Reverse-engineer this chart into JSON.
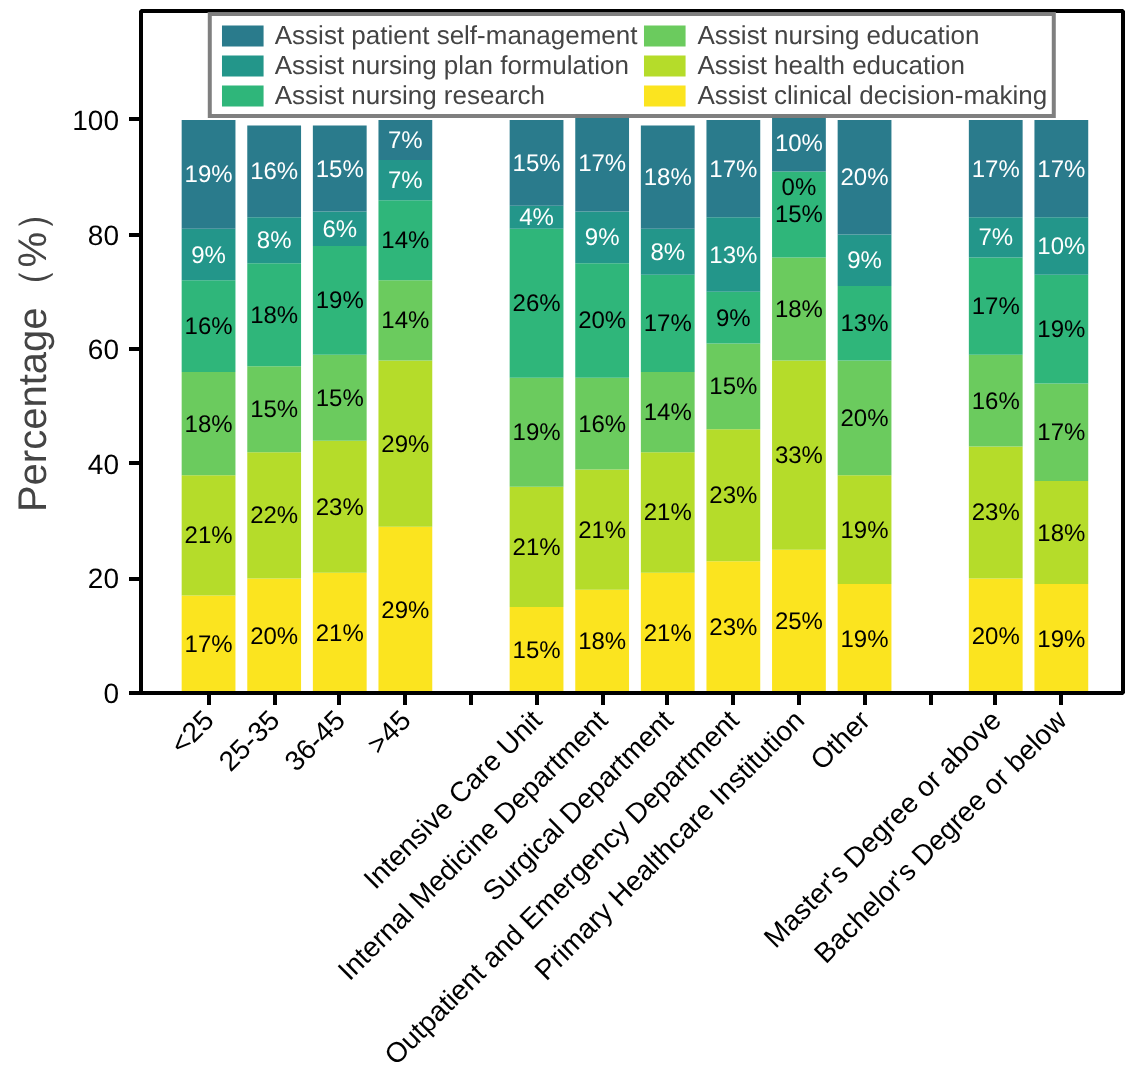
{
  "chart_data": {
    "type": "bar",
    "stacked": true,
    "ylabel": "Percentage（%）",
    "ylim": [
      0,
      119
    ],
    "yticks": [
      0,
      20,
      40,
      60,
      80,
      100
    ],
    "legend": "top",
    "grid": false,
    "categories": [
      "<25",
      "25-35",
      "36-45",
      ">45",
      null,
      "Intensive Care Unit",
      "Internal Medicine Department",
      "Surgical Department",
      "Outpatient and Emergency Department",
      "Primary Healthcare Institution",
      "Other",
      null,
      "Master's Degree or above",
      "Bachelor's Degree or below"
    ],
    "series": [
      {
        "name": "Assist clinical decision-making",
        "color": "#fbe41f",
        "values": [
          17,
          20,
          21,
          29,
          null,
          15,
          18,
          21,
          23,
          25,
          19,
          null,
          20,
          19
        ],
        "value_labels": [
          "17%",
          "20%",
          "21%",
          "29%",
          null,
          "15%",
          "18%",
          "21%",
          "23%",
          "25%",
          "19%",
          null,
          "20%",
          "19%"
        ]
      },
      {
        "name": "Assist health education",
        "color": "#b5dc2a",
        "values": [
          21,
          22,
          23,
          29,
          null,
          21,
          21,
          21,
          23,
          33,
          19,
          null,
          23,
          18
        ],
        "value_labels": [
          "21%",
          "22%",
          "23%",
          "29%",
          null,
          "21%",
          "21%",
          "21%",
          "23%",
          "33%",
          "19%",
          null,
          "23%",
          "18%"
        ]
      },
      {
        "name": "Assist nursing education",
        "color": "#6bcb5e",
        "values": [
          18,
          15,
          15,
          14,
          null,
          19,
          16,
          14,
          15,
          18,
          20,
          null,
          16,
          17
        ],
        "value_labels": [
          "18%",
          "15%",
          "15%",
          "14%",
          null,
          "19%",
          "16%",
          "14%",
          "15%",
          "18%",
          "20%",
          null,
          "16%",
          "17%"
        ]
      },
      {
        "name": "Assist nursing research",
        "color": "#2fb67a",
        "values": [
          16,
          18,
          19,
          14,
          null,
          26,
          20,
          17,
          9,
          15,
          13,
          null,
          17,
          19
        ],
        "value_labels": [
          "16%",
          "18%",
          "19%",
          "14%",
          null,
          "26%",
          "20%",
          "17%",
          "9%",
          "15%",
          "13%",
          null,
          "17%",
          "19%"
        ]
      },
      {
        "name": "Assist nursing plan formulation",
        "color": "#23968a",
        "values": [
          9,
          8,
          6,
          7,
          null,
          4,
          9,
          8,
          13,
          0,
          9,
          null,
          7,
          10
        ],
        "value_labels": [
          "9%",
          "8%",
          "6%",
          "7%",
          null,
          "4%",
          "9%",
          "8%",
          "13%",
          "0%",
          "9%",
          null,
          "7%",
          "10%"
        ]
      },
      {
        "name": "Assist patient self-management",
        "color": "#2a7b8c",
        "values": [
          19,
          16,
          15,
          7,
          null,
          15,
          17,
          18,
          17,
          10,
          20,
          null,
          17,
          17
        ],
        "value_labels": [
          "19%",
          "16%",
          "15%",
          "7%",
          null,
          "15%",
          "17%",
          "18%",
          "17%",
          "10%",
          "20%",
          null,
          "17%",
          "17%"
        ]
      }
    ]
  }
}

### What is expected
Retype each record exactly as it stands, but do not include the pictures.

### Full response
Reverse-engineer this chart into JSON.
{
  "chart_data": {
    "type": "bar",
    "stacked": true,
    "ylabel": "Percentage（%）",
    "ylim": [
      0,
      119
    ],
    "yticks": [
      0,
      20,
      40,
      60,
      80,
      100
    ],
    "legend": "top",
    "grid": false,
    "categories": [
      "<25",
      "25-35",
      "36-45",
      ">45",
      null,
      "Intensive Care Unit",
      "Internal Medicine Department",
      "Surgical Department",
      "Outpatient and Emergency Department",
      "Primary Healthcare Institution",
      "Other",
      null,
      "Master's Degree or above",
      "Bachelor's Degree or below"
    ],
    "series": [
      {
        "name": "Assist clinical decision-making",
        "color": "#fbe41f",
        "values": [
          17,
          20,
          21,
          29,
          null,
          15,
          18,
          21,
          23,
          25,
          19,
          null,
          20,
          19
        ],
        "value_labels": [
          "17%",
          "20%",
          "21%",
          "29%",
          null,
          "15%",
          "18%",
          "21%",
          "23%",
          "25%",
          "19%",
          null,
          "20%",
          "19%"
        ]
      },
      {
        "name": "Assist health education",
        "color": "#b5dc2a",
        "values": [
          21,
          22,
          23,
          29,
          null,
          21,
          21,
          21,
          23,
          33,
          19,
          null,
          23,
          18
        ],
        "value_labels": [
          "21%",
          "22%",
          "23%",
          "29%",
          null,
          "21%",
          "21%",
          "21%",
          "23%",
          "33%",
          "19%",
          null,
          "23%",
          "18%"
        ]
      },
      {
        "name": "Assist nursing education",
        "color": "#6bcb5e",
        "values": [
          18,
          15,
          15,
          14,
          null,
          19,
          16,
          14,
          15,
          18,
          20,
          null,
          16,
          17
        ],
        "value_labels": [
          "18%",
          "15%",
          "15%",
          "14%",
          null,
          "19%",
          "16%",
          "14%",
          "15%",
          "18%",
          "20%",
          null,
          "16%",
          "17%"
        ]
      },
      {
        "name": "Assist nursing research",
        "color": "#2fb67a",
        "values": [
          16,
          18,
          19,
          14,
          null,
          26,
          20,
          17,
          9,
          15,
          13,
          null,
          17,
          19
        ],
        "value_labels": [
          "16%",
          "18%",
          "19%",
          "14%",
          null,
          "26%",
          "20%",
          "17%",
          "9%",
          "15%",
          "13%",
          null,
          "17%",
          "19%"
        ]
      },
      {
        "name": "Assist nursing plan formulation",
        "color": "#23968a",
        "values": [
          9,
          8,
          6,
          7,
          null,
          4,
          9,
          8,
          13,
          0,
          9,
          null,
          7,
          10
        ],
        "value_labels": [
          "9%",
          "8%",
          "6%",
          "7%",
          null,
          "4%",
          "9%",
          "8%",
          "13%",
          "0%",
          "9%",
          null,
          "7%",
          "10%"
        ]
      },
      {
        "name": "Assist patient self-management",
        "color": "#2a7b8c",
        "values": [
          19,
          16,
          15,
          7,
          null,
          15,
          17,
          18,
          17,
          10,
          20,
          null,
          17,
          17
        ],
        "value_labels": [
          "19%",
          "16%",
          "15%",
          "7%",
          null,
          "15%",
          "17%",
          "18%",
          "17%",
          "10%",
          "20%",
          null,
          "17%",
          "17%"
        ]
      }
    ]
  }
}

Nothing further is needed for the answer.